> Passage given
++++++

Now, I don't want to rain on your parade just for the sake of it, but facts are facts. So far you haven't come up with a single contemporary statement attributed to either Custer or Sheridan stating that they preferred to see crossed saber insignia represented as inverted. In the absence of such a documented statement, all the other evidence - such as photographs of Custer wearing crossed saber insignia on his cap, and the personal flag made for him by Libbie - argues that Custer either preferred the sabers to be pointing up or, more likely in my opinion, that he had no particular view on this minutiae and simply wore and displayed the crossed saber insignia where apropriate in the 'government issue' mode of sabers pointing up.

++++++

[Stored entries]
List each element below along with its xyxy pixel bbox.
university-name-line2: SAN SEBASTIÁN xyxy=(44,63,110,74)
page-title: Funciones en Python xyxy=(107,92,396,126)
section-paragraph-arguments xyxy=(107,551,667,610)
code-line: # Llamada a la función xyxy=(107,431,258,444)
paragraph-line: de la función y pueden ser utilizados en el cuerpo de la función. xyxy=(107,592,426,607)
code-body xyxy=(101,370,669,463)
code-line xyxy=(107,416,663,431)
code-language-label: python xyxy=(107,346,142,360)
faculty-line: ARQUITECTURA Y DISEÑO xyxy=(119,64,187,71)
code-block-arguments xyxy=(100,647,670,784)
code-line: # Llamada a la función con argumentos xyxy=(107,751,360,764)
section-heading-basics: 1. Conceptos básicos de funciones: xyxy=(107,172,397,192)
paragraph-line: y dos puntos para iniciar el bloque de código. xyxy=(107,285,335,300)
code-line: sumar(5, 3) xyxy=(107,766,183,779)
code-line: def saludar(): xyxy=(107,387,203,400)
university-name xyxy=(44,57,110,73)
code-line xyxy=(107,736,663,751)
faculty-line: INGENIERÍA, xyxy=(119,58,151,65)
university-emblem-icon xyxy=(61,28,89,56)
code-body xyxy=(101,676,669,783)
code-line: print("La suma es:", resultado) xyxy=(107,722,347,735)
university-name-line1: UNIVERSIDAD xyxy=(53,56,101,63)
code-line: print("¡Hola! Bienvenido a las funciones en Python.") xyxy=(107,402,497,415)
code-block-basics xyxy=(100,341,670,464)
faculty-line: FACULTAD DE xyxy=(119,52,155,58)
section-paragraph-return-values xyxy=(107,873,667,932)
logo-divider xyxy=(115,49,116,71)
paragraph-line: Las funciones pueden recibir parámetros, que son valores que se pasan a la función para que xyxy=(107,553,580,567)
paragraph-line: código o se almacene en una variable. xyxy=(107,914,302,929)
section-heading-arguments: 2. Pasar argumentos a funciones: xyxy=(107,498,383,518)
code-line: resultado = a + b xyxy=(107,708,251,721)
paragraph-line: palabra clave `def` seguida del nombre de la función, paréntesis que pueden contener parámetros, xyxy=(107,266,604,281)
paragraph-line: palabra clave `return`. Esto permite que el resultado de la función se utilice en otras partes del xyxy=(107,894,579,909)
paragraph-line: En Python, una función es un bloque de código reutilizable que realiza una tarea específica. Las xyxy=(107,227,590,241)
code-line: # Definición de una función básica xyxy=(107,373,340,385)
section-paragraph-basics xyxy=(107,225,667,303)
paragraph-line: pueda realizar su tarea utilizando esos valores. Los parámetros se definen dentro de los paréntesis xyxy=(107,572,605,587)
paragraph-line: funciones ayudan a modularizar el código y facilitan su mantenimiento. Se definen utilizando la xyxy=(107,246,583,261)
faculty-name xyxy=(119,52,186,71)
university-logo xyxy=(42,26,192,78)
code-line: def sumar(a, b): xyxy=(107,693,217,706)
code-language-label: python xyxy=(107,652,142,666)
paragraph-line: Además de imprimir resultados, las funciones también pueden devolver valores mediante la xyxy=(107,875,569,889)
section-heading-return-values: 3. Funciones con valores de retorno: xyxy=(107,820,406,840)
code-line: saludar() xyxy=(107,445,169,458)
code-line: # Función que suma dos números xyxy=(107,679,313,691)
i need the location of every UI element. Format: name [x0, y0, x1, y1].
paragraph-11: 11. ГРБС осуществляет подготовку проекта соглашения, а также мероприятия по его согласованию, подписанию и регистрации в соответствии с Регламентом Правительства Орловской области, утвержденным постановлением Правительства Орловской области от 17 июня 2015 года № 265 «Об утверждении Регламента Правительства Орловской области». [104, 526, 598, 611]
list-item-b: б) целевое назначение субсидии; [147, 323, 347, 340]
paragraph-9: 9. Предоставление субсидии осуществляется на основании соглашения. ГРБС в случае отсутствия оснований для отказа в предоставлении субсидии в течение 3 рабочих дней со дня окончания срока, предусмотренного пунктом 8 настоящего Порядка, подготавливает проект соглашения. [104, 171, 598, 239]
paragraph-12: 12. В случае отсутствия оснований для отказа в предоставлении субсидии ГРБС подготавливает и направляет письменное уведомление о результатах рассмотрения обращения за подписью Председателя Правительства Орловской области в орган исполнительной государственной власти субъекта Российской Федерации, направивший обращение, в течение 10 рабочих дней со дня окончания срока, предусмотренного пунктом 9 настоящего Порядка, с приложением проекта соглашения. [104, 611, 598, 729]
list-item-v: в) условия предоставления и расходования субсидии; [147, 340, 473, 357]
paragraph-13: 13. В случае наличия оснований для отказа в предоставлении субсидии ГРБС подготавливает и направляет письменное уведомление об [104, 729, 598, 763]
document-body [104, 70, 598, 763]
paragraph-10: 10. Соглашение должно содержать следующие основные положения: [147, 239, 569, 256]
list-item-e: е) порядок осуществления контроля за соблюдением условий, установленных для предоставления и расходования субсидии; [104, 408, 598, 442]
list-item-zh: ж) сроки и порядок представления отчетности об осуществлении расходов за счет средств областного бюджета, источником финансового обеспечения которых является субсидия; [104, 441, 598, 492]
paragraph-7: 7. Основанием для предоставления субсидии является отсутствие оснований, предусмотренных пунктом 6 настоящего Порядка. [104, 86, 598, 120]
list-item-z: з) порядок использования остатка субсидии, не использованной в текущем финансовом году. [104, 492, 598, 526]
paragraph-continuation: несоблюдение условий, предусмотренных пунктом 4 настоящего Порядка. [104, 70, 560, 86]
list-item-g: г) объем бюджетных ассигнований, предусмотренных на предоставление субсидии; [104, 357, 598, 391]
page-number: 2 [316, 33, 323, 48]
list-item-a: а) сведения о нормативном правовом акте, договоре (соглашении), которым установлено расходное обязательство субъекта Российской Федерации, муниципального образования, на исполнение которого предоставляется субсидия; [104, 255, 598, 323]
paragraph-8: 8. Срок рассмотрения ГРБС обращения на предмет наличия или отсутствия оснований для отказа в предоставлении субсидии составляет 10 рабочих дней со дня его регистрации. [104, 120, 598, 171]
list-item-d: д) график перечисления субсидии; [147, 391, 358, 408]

++++++

In the passage on Custer's saber insignia, what did Libbie make for Custer? The stored entries are separate from the passage on Custer's saber insignia.

A personal flag.